● **Set task**:
Copy out all the records exactly.

● **Provided data**:
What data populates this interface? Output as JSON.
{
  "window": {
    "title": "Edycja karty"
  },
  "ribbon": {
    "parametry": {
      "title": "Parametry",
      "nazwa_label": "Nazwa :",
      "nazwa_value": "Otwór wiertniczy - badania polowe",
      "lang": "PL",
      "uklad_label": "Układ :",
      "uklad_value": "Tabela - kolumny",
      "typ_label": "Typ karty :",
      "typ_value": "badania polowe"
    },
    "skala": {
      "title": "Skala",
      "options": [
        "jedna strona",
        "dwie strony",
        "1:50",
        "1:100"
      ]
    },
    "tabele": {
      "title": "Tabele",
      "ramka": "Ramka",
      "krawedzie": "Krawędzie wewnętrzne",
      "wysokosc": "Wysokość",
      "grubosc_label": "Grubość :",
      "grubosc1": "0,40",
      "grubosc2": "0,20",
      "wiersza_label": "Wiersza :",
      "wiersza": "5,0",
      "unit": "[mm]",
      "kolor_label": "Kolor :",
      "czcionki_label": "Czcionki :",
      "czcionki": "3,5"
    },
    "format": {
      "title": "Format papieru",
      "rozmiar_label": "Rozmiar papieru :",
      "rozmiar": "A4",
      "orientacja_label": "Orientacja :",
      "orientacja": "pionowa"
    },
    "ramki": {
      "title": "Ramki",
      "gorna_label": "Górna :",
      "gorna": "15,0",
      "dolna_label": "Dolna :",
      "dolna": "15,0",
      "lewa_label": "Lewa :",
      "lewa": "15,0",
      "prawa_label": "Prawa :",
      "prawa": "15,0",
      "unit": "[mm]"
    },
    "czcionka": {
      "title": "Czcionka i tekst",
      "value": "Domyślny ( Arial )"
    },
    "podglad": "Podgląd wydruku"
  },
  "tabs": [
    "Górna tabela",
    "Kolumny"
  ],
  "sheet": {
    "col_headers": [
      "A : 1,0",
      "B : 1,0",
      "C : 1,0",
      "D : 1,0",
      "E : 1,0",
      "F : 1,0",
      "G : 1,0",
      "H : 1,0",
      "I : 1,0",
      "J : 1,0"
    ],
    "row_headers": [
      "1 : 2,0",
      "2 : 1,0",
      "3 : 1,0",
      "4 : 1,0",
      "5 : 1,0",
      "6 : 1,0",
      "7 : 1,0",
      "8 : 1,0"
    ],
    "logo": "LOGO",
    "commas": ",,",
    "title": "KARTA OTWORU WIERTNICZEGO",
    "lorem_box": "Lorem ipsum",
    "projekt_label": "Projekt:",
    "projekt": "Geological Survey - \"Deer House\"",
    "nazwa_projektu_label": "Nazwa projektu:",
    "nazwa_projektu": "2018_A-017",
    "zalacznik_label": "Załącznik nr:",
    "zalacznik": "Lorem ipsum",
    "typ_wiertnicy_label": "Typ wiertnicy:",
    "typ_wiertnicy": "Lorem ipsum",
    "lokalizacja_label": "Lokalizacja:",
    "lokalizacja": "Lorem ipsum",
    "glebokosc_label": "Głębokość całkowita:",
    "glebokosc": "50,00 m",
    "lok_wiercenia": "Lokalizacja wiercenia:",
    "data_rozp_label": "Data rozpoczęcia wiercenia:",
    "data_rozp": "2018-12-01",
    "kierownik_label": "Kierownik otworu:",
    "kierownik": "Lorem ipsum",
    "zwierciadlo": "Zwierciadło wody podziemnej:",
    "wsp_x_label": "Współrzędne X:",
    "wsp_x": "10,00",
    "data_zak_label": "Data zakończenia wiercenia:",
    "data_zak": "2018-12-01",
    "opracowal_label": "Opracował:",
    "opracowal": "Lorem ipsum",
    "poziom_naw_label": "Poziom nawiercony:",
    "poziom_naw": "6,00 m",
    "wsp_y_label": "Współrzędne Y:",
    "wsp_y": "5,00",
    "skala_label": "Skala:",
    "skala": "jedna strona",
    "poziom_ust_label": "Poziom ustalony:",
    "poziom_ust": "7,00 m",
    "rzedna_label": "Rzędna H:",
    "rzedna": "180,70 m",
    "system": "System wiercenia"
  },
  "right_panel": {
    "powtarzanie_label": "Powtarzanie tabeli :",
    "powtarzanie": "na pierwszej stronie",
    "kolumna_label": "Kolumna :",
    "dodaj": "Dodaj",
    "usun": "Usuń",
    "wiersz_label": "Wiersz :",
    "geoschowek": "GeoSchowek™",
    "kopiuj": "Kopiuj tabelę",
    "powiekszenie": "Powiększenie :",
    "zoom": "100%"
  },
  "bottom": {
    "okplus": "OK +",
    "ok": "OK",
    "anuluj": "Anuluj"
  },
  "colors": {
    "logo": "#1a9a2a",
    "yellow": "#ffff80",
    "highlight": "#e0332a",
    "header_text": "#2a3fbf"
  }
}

● **Result for this exercise**:
What data populates this interface? Output as JSON.
{
  "window": {
    "title": "Edycja karty"
  },
  "ribbon": {
    "parametry": {
      "title": "Parametry",
      "nazwa_label": "Nazwa :",
      "nazwa_value": "Otwór wiertniczy - badania polowe",
      "lang": "PL",
      "uklad_label": "Układ :",
      "uklad_value": "Tabela - kolumny",
      "typ_label": "Typ karty :",
      "typ_value": "badania polowe"
    },
    "skala": {
      "title": "Skala",
      "options": [
        "jedna strona",
        "dwie strony",
        "1:50",
        "1:100"
      ]
    },
    "tabele": {
      "title": "Tabele",
      "ramka": "Ramka",
      "krawedzie": "Krawędzie wewnętrzne",
      "wysokosc": "Wysokość",
      "grubosc_label": "Grubość :",
      "grubosc1": "0,40",
      "grubosc2": "0,20",
      "wiersza_label": "Wiersza :",
      "wiersza": "5,0",
      "unit": "[mm]",
      "kolor_label": "Kolor :",
      "czcionki_label": "Czcionki :",
      "czcionki": "3,5"
    },
    "format": {
      "title": "Format papieru",
      "rozmiar_label": "Rozmiar papieru :",
      "rozmiar": "A4",
      "orientacja_label": "Orientacja :",
      "orientacja": "pionowa"
    },
    "ramki": {
      "title": "Ramki",
      "gorna_label": "Górna :",
      "gorna": "15,0",
      "dolna_label": "Dolna :",
      "dolna": "15,0",
      "lewa_label": "Lewa :",
      "lewa": "15,0",
      "prawa_label": "Prawa :",
      "prawa": "15,0",
      "unit": "[mm]"
    },
    "czcionka": {
      "title": "Czcionka i tekst",
      "value": "Domyślny ( Arial )"
    },
    "podglad": "Podgląd wydruku"
  },
  "tabs": [
    "Górna tabela",
    "Kolumny"
  ],
  "sheet": {
    "col_headers": [
      "A : 1,0",
      "B : 1,0",
      "C : 1,0",
      "D : 1,0",
      "E : 1,0",
      "F : 1,0",
      "G : 1,0",
      "H : 1,0",
      "I : 1,0",
      "J : 1,0"
    ],
    "row_headers": [
      "1 : 2,0",
      "2 : 1,0",
      "3 : 1,0",
      "4 : 1,0",
      "5 : 1,0",
      "6 : 1,0",
      "7 : 1,0",
      "8 : 1,0"
    ],
    "logo": "LOGO",
    "commas": ",,",
    "title": "KARTA OTWORU WIERTNICZEGO",
    "lorem_box": "Lorem ipsum",
    "projekt_label": "Projekt:",
    "projekt": "Geological Survey - \"Deer House\"",
    "nazwa_projektu_label": "Nazwa projektu:",
    "nazwa_projektu": "2018_A-017",
    "zalacznik_label": "Załącznik nr:",
    "zalacznik": "Lorem ipsum",
    "typ_wiertnicy_label": "Typ wiertnicy:",
    "typ_wiertnicy": "Lorem ipsum",
    "lokalizacja_label": "Lokalizacja:",
    "lokalizacja": "Lorem ipsum",
    "glebokosc_label": "Głębokość całkowita:",
    "glebokosc": "50,00 m",
    "lok_wiercenia": "Lokalizacja wiercenia:",
    "data_rozp_label": "Data rozpoczęcia wiercenia:",
    "data_rozp": "2018-12-01",
    "kierownik_label": "Kierownik otworu:",
    "kierownik": "Lorem ipsum",
    "zwierciadlo": "Zwierciadło wody podziemnej:",
    "wsp_x_label": "Współrzędne X:",
    "wsp_x": "10,00",
    "data_zak_label": "Data zakończenia wiercenia:",
    "data_zak": "2018-12-01",
    "opracowal_label": "Opracował:",
    "opracowal": "Lorem ipsum",
    "poziom_naw_label": "Poziom nawiercony:",
    "poziom_naw": "6,00 m",
    "wsp_y_label": "Współrzędne Y:",
    "wsp_y": "5,00",
    "skala_label": "Skala:",
    "skala": "jedna strona",
    "poziom_ust_label": "Poziom ustalony:",
    "poziom_ust": "7,00 m",
    "rzedna_label": "Rzędna H:",
    "rzedna": "180,70 m",
    "system": "System wiercenia"
  },
  "right_panel": {
    "powtarzanie_label": "Powtarzanie tabeli :",
    "powtarzanie": "na pierwszej stronie",
    "kolumna_label": "Kolumna :",
    "dodaj": "Dodaj",
    "usun": "Usuń",
    "wiersz_label": "Wiersz :",
    "geoschowek": "GeoSchowek™",
    "kopiuj": "Kopiuj tabelę",
    "powiekszenie": "Powiększenie :",
    "zoom": "100%"
  },
  "bottom": {
    "okplus": "OK +",
    "ok": "OK",
    "anuluj": "Anuluj"
  },
  "colors": {
    "logo": "#1a9a2a",
    "yellow": "#ffff80",
    "highlight": "#e0332a",
    "header_text": "#2a3fbf"
  }
}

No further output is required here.